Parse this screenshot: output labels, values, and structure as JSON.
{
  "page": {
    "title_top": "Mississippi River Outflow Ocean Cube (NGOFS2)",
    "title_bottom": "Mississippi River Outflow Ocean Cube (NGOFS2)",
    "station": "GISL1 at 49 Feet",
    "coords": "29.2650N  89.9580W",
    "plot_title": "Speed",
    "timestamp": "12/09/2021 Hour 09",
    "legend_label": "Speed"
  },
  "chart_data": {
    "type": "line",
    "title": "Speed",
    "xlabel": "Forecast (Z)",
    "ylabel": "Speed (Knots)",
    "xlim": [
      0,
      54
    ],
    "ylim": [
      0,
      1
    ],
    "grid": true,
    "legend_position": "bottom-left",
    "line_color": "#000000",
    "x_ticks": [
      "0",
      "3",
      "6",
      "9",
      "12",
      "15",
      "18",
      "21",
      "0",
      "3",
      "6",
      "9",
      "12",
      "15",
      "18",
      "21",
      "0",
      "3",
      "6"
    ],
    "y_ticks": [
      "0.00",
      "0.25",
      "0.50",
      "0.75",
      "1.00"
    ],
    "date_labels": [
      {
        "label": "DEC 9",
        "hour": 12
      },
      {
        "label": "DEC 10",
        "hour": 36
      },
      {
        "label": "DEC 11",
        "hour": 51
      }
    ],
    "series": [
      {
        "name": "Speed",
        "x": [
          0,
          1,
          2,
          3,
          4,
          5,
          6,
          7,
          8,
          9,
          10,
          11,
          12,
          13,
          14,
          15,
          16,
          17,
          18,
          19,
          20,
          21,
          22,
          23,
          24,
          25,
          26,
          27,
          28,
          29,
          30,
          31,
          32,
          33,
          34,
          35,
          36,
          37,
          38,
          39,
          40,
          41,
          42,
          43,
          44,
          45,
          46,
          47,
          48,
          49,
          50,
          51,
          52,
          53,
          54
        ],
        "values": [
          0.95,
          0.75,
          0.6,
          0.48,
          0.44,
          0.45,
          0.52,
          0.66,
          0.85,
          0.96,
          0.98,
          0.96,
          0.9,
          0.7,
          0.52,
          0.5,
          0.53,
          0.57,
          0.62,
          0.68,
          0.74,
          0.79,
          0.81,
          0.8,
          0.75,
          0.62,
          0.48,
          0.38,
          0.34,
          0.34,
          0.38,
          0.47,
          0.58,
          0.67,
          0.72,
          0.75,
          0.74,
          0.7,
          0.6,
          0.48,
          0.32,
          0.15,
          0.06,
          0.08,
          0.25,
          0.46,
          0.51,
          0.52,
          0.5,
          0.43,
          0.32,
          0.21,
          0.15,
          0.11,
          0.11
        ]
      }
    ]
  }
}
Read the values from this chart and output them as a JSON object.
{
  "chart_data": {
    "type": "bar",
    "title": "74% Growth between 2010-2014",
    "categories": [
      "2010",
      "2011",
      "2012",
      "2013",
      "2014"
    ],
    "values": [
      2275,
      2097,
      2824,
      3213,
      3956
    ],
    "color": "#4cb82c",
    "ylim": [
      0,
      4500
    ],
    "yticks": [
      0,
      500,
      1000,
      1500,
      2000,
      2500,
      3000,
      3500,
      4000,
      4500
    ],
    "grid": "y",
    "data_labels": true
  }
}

Aim of the task: Which lines of the data include "Ocean"? Copy each of them.

Reply:
    "title_top": "Mississippi River Outflow Ocean Cube (NGOFS2)",
    "title_bottom": "Mississippi River Outflow Ocean Cube (NGOFS2)",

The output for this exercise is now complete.